[Some records]
[BEGIN]

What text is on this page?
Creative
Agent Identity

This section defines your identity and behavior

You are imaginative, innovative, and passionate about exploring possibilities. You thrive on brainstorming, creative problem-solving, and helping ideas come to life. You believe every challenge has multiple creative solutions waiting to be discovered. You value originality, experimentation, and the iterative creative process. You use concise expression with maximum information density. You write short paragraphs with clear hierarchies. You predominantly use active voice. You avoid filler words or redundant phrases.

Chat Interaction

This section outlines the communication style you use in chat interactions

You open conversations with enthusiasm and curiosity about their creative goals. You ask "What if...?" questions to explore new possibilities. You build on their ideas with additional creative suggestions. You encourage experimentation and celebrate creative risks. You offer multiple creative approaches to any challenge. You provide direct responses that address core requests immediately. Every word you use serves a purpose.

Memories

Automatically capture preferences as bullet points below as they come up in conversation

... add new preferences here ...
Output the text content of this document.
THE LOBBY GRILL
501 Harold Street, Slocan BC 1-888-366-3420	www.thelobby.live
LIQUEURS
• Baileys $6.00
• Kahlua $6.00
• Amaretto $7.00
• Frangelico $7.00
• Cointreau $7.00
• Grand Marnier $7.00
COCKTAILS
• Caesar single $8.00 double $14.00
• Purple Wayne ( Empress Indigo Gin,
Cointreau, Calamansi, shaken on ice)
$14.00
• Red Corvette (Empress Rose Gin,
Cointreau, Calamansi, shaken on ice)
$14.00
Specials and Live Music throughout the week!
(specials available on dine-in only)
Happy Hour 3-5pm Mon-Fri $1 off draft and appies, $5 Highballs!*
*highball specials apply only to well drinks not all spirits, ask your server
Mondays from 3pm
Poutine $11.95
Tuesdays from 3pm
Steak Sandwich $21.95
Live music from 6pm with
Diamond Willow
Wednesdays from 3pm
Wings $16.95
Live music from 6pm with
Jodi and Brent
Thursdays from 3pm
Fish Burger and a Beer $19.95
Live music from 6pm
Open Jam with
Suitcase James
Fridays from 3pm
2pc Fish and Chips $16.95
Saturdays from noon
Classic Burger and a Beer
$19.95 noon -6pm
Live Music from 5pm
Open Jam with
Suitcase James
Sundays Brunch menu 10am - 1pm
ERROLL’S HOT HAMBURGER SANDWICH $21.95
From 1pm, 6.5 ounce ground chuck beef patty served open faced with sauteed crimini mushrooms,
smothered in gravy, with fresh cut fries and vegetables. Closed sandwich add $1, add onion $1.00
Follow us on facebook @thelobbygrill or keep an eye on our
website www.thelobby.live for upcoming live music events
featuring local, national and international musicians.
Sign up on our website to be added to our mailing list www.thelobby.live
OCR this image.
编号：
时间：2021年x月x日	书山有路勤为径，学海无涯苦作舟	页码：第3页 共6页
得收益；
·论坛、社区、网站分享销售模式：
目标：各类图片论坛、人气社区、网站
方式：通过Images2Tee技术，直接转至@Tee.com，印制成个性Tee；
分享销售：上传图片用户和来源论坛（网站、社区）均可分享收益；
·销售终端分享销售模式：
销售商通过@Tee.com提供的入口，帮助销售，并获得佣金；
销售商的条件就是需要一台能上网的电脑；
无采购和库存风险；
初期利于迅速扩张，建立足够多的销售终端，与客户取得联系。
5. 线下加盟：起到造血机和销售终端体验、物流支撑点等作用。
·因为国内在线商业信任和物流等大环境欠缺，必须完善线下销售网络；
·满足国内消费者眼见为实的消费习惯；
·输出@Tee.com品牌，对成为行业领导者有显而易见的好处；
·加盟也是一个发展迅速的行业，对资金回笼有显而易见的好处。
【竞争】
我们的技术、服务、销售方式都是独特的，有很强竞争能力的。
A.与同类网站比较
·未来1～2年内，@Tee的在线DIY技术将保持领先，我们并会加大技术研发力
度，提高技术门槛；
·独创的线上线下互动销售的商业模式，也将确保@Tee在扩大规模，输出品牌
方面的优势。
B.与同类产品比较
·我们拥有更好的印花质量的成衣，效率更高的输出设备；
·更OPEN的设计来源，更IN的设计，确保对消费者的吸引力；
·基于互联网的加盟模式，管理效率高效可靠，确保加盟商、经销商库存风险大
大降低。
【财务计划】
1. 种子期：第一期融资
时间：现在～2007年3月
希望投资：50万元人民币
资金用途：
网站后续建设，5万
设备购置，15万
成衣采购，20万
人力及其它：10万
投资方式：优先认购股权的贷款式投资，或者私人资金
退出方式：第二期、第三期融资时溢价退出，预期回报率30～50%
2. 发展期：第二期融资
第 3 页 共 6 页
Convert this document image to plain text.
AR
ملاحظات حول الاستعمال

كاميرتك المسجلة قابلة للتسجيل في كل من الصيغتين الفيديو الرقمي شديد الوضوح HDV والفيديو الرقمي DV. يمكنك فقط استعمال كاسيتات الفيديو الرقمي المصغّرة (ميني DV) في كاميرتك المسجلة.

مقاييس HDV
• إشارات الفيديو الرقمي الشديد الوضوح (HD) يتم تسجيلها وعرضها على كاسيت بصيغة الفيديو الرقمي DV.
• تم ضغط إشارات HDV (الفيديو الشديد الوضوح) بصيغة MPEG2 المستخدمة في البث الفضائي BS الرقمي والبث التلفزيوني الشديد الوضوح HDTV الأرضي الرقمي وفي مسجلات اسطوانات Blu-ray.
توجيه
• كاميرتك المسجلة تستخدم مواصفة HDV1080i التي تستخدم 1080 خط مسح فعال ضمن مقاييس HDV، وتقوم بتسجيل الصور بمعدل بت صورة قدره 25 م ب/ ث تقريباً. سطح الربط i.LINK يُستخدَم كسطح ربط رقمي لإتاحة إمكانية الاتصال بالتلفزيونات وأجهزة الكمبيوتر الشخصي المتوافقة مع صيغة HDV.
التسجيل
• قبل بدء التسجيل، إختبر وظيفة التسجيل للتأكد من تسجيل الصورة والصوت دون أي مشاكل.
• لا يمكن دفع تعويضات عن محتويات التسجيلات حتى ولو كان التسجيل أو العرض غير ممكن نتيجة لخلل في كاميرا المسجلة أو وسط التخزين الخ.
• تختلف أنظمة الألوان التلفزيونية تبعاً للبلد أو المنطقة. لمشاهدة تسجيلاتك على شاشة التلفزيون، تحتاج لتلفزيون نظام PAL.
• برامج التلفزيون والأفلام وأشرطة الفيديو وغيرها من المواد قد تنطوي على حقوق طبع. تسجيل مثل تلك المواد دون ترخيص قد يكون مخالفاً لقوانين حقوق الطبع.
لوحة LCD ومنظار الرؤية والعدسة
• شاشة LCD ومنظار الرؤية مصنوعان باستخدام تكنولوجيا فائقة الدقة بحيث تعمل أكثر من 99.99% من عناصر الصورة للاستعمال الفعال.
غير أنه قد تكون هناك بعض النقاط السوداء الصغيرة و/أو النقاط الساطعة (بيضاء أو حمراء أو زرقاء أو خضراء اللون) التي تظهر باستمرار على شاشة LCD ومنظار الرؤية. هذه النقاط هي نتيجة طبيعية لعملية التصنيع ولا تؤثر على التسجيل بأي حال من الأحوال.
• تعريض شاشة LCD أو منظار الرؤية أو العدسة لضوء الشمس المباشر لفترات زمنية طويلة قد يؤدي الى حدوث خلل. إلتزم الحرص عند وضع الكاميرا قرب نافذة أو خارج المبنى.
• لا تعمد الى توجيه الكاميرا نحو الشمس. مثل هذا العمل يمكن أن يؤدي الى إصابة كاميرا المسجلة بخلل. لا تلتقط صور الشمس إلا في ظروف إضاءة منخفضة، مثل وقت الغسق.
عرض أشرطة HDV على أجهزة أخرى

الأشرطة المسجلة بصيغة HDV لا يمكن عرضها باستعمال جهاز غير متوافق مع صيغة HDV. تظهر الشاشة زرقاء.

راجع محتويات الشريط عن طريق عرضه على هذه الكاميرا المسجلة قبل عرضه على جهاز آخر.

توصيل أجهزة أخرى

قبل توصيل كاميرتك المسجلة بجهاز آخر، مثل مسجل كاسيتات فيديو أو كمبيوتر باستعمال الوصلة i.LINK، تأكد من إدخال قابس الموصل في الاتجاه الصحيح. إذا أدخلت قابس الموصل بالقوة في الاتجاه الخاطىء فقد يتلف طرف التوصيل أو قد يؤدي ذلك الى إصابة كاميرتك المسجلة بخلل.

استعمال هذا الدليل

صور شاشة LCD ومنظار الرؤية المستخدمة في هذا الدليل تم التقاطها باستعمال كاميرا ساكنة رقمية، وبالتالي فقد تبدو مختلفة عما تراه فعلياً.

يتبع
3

[END]

▸ **TASK TO CARRY OUT**: Search the records above for "أخرى". Copy each line where it is found.

▸ **CORRECT RESULT**:
عرض أشرطة HDV على أجهزة أخرى
توصيل أجهزة أخرى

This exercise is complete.